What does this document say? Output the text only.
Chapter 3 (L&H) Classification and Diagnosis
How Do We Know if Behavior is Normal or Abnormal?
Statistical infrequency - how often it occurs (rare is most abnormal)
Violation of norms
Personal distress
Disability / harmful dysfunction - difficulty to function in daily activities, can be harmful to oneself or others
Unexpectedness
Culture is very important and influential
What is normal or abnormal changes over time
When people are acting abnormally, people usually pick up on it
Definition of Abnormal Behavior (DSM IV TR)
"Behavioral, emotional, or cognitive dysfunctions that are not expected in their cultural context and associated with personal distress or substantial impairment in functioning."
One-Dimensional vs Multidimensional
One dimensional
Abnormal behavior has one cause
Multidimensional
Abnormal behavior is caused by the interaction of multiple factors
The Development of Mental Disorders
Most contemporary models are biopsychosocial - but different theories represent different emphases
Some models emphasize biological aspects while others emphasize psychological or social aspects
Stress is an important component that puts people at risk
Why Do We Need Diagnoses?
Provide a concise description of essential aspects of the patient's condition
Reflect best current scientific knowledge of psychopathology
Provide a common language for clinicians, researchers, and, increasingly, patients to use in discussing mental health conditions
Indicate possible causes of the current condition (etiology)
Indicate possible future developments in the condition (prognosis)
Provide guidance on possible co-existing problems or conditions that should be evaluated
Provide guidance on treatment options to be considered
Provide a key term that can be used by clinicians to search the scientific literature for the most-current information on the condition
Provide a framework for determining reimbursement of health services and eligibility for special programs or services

::::

**What is needed:** So that the data stays intact, repeat all of it exactly.

**Answer box:**
What does this document say? Output the text only.
Chapter 3 (L&H) Classification and Diagnosis
How Do We Know if Behavior is Normal or Abnormal?
Statistical infrequency - how often it occurs (rare is most abnormal)
Violation of norms
Personal distress
Disability / harmful dysfunction - difficulty to function in daily activities, can be harmful to oneself or others
Unexpectedness
Culture is very important and influential
What is normal or abnormal changes over time
When people are acting abnormally, people usually pick up on it
Definition of Abnormal Behavior (DSM IV TR)
"Behavioral, emotional, or cognitive dysfunctions that are not expected in their cultural context and associated with personal distress or substantial impairment in functioning."
One-Dimensional vs Multidimensional
One dimensional
Abnormal behavior has one cause
Multidimensional
Abnormal behavior is caused by the interaction of multiple factors
The Development of Mental Disorders
Most contemporary models are biopsychosocial - but different theories represent different emphases
Some models emphasize biological aspects while others emphasize psychological or social aspects
Stress is an important component that puts people at risk
Why Do We Need Diagnoses?
Provide a concise description of essential aspects of the patient's condition
Reflect best current scientific knowledge of psychopathology
Provide a common language for clinicians, researchers, and, increasingly, patients to use in discussing mental health conditions
Indicate possible causes of the current condition (etiology)
Indicate possible future developments in the condition (prognosis)
Provide guidance on possible co-existing problems or conditions that should be evaluated
Provide guidance on treatment options to be considered
Provide a key term that can be used by clinicians to search the scientific literature for the most-current information on the condition
Provide a framework for determining reimbursement of health services and eligibility for special programs or services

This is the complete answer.